## START Data to process

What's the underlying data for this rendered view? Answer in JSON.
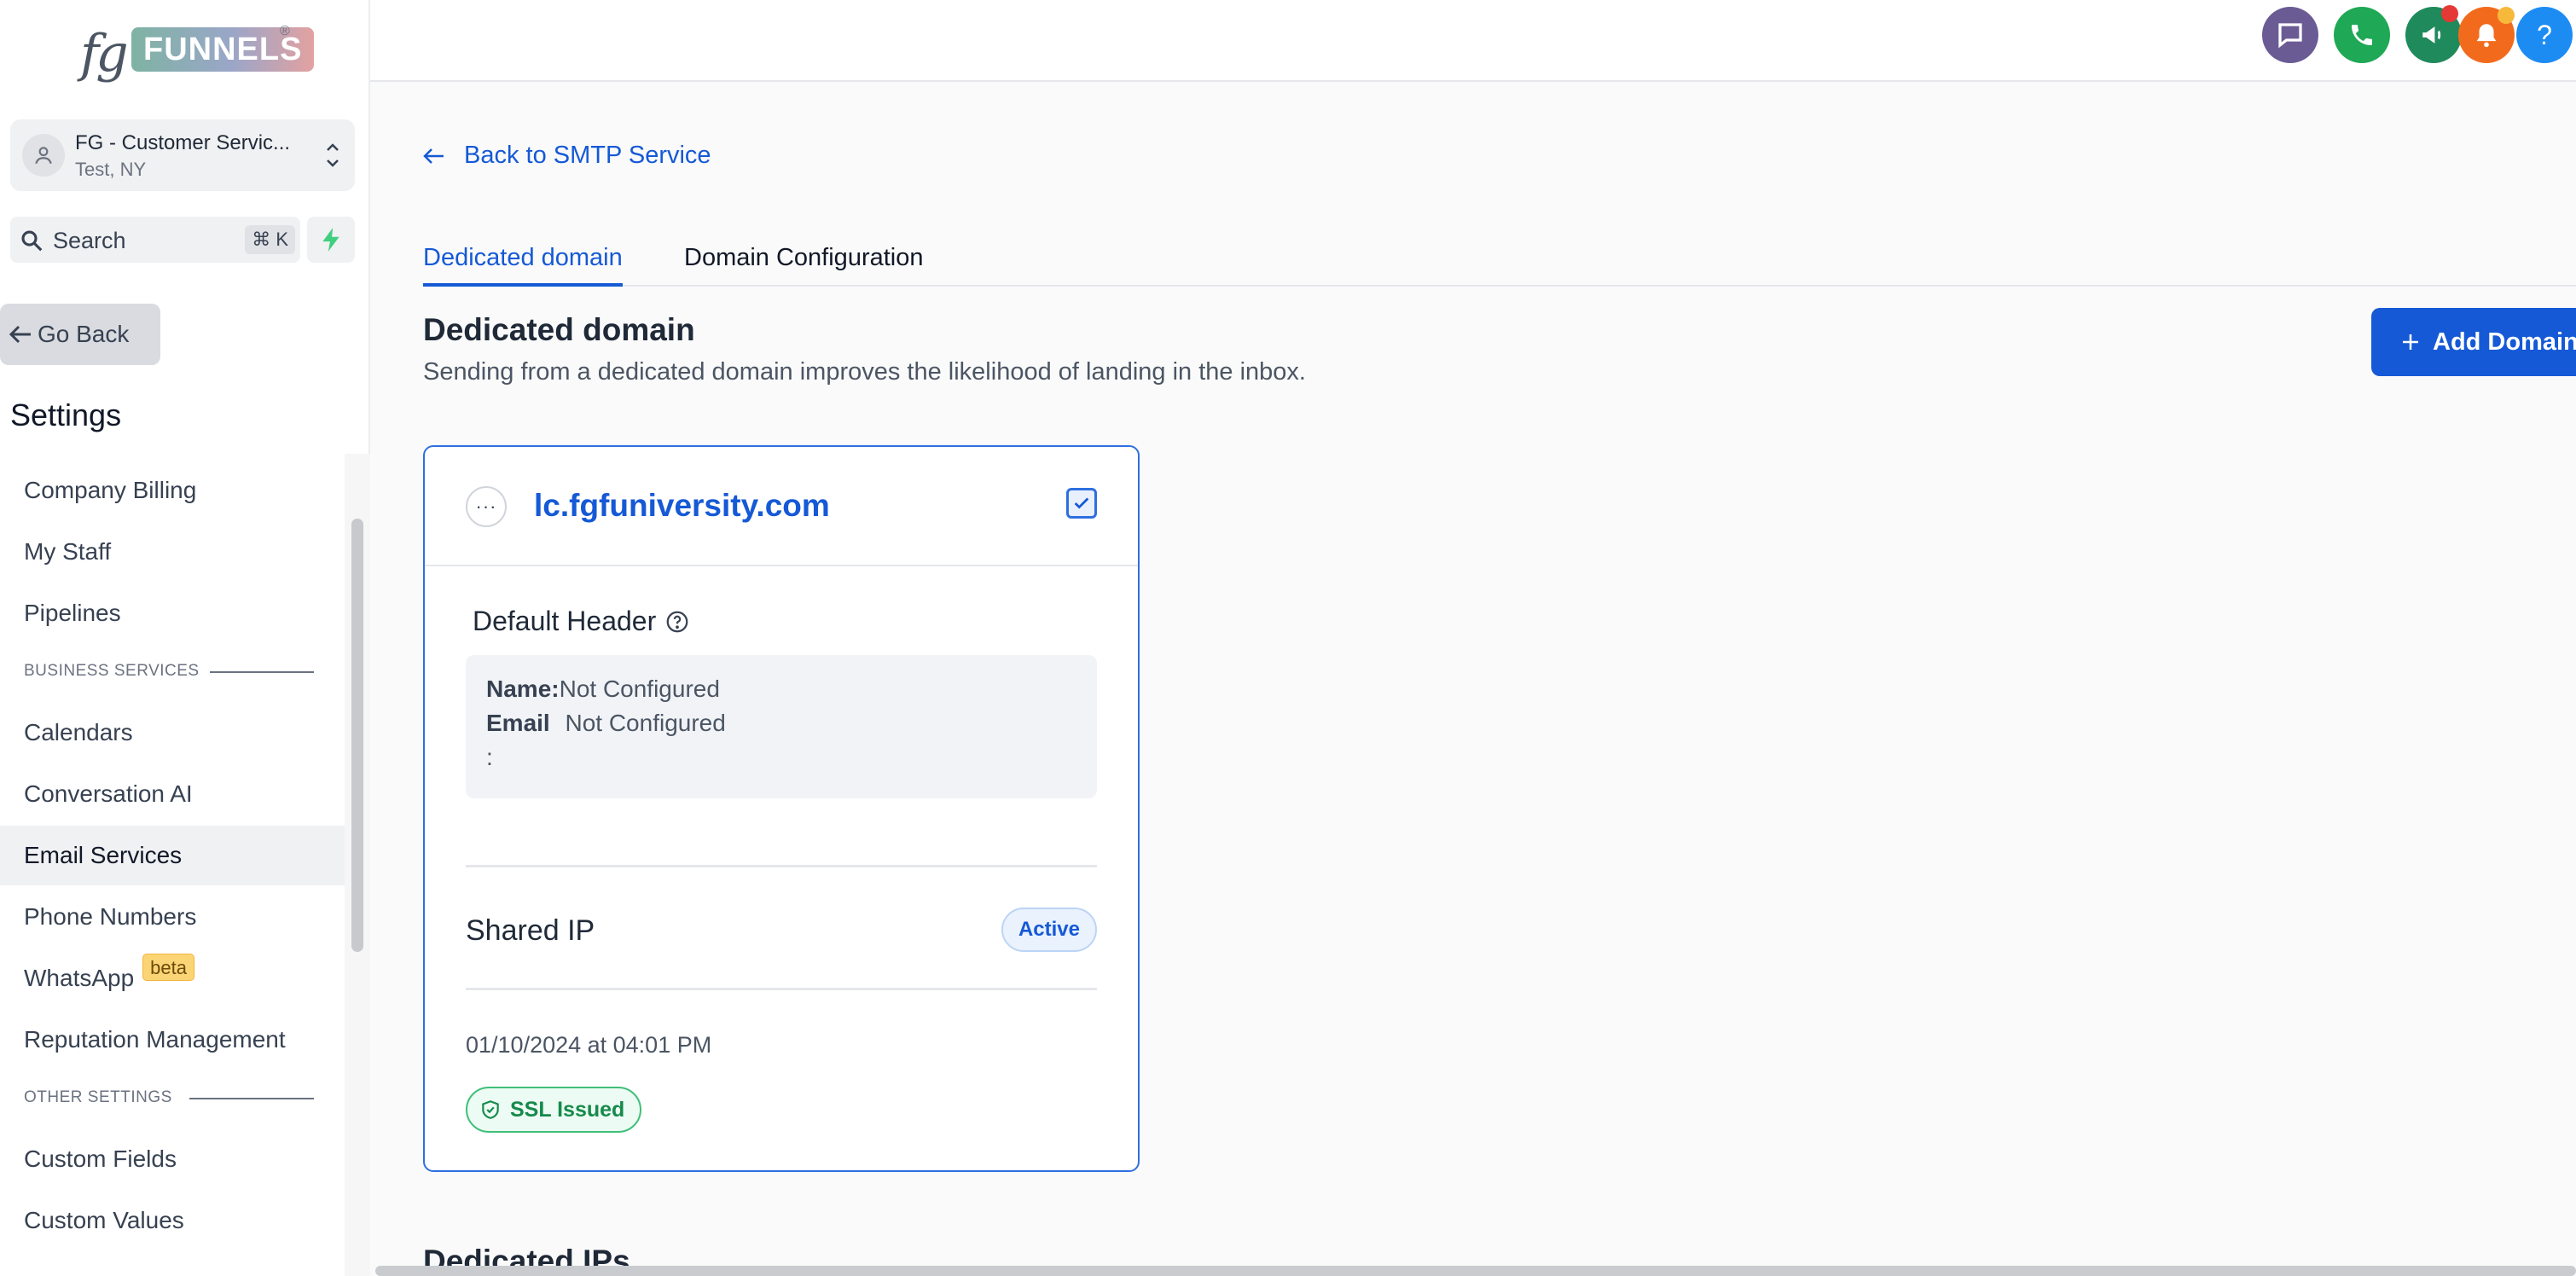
{
  "brand": {
    "logo_text": "FUNNELS",
    "logo_prefix": "fg",
    "registered": "®"
  },
  "account": {
    "name": "FG - Customer Servic...",
    "location": "Test, NY"
  },
  "search": {
    "label": "Search",
    "shortcut": "⌘ K"
  },
  "sidebar": {
    "go_back": "Go Back",
    "settings_title": "Settings",
    "items": [
      {
        "label": "Company Billing"
      },
      {
        "label": "My Staff"
      },
      {
        "label": "Pipelines"
      },
      {
        "section": "BUSINESS SERVICES"
      },
      {
        "label": "Calendars"
      },
      {
        "label": "Conversation AI"
      },
      {
        "label": "Email Services",
        "active": true
      },
      {
        "label": "Phone Numbers"
      },
      {
        "label": "WhatsApp",
        "badge": "beta"
      },
      {
        "label": "Reputation Management"
      },
      {
        "section": "OTHER SETTINGS"
      },
      {
        "label": "Custom Fields"
      },
      {
        "label": "Custom Values"
      }
    ]
  },
  "header": {
    "icons": [
      "chat-icon",
      "phone-icon",
      "megaphone-icon",
      "bell-icon",
      "help-icon"
    ],
    "help_glyph": "?"
  },
  "main": {
    "back_link": "Back to SMTP Service",
    "tabs": [
      {
        "label": "Dedicated domain",
        "active": true
      },
      {
        "label": "Domain Configuration",
        "active": false
      }
    ],
    "section_title": "Dedicated domain",
    "section_subtitle": "Sending from a dedicated domain improves the likelihood of landing in the inbox.",
    "add_button": "Add Domain",
    "card": {
      "more_glyph": "···",
      "domain": "lc.fgfuniversity.com",
      "default_header_title": "Default Header",
      "name_label": "Name:",
      "name_value": "Not Configured",
      "email_label": "Email",
      "email_colon": ":",
      "email_value": "Not Configured",
      "ip_label": "Shared IP",
      "ip_status": "Active",
      "date": "01/10/2024 at 04:01 PM",
      "ssl_status": "SSL Issued"
    },
    "next_section_title": "Dedicated IPs"
  },
  "colors": {
    "accent": "#1559d6",
    "chat_btn": "#6b5b95",
    "phone_btn": "#1fa855",
    "megaphone_btn": "#1f8a5b",
    "bell_btn": "#f26b1d",
    "help_btn": "#1d8cf2",
    "ssl_green": "#168a4b"
  }
}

## END Data to process

## Brief
Set down every entry word for word, but omit the pictures.

## Result below
What's the underlying data for this rendered view? Answer in JSON.
{
  "brand": {
    "logo_text": "FUNNELS",
    "logo_prefix": "fg",
    "registered": "®"
  },
  "account": {
    "name": "FG - Customer Servic...",
    "location": "Test, NY"
  },
  "search": {
    "label": "Search",
    "shortcut": "⌘ K"
  },
  "sidebar": {
    "go_back": "Go Back",
    "settings_title": "Settings",
    "items": [
      {
        "label": "Company Billing"
      },
      {
        "label": "My Staff"
      },
      {
        "label": "Pipelines"
      },
      {
        "section": "BUSINESS SERVICES"
      },
      {
        "label": "Calendars"
      },
      {
        "label": "Conversation AI"
      },
      {
        "label": "Email Services",
        "active": true
      },
      {
        "label": "Phone Numbers"
      },
      {
        "label": "WhatsApp",
        "badge": "beta"
      },
      {
        "label": "Reputation Management"
      },
      {
        "section": "OTHER SETTINGS"
      },
      {
        "label": "Custom Fields"
      },
      {
        "label": "Custom Values"
      }
    ]
  },
  "header": {
    "icons": [
      "chat-icon",
      "phone-icon",
      "megaphone-icon",
      "bell-icon",
      "help-icon"
    ],
    "help_glyph": "?"
  },
  "main": {
    "back_link": "Back to SMTP Service",
    "tabs": [
      {
        "label": "Dedicated domain",
        "active": true
      },
      {
        "label": "Domain Configuration",
        "active": false
      }
    ],
    "section_title": "Dedicated domain",
    "section_subtitle": "Sending from a dedicated domain improves the likelihood of landing in the inbox.",
    "add_button": "Add Domain",
    "card": {
      "more_glyph": "···",
      "domain": "lc.fgfuniversity.com",
      "default_header_title": "Default Header",
      "name_label": "Name:",
      "name_value": "Not Configured",
      "email_label": "Email",
      "email_colon": ":",
      "email_value": "Not Configured",
      "ip_label": "Shared IP",
      "ip_status": "Active",
      "date": "01/10/2024 at 04:01 PM",
      "ssl_status": "SSL Issued"
    },
    "next_section_title": "Dedicated IPs"
  },
  "colors": {
    "accent": "#1559d6",
    "chat_btn": "#6b5b95",
    "phone_btn": "#1fa855",
    "megaphone_btn": "#1f8a5b",
    "bell_btn": "#f26b1d",
    "help_btn": "#1d8cf2",
    "ssl_green": "#168a4b"
  }
}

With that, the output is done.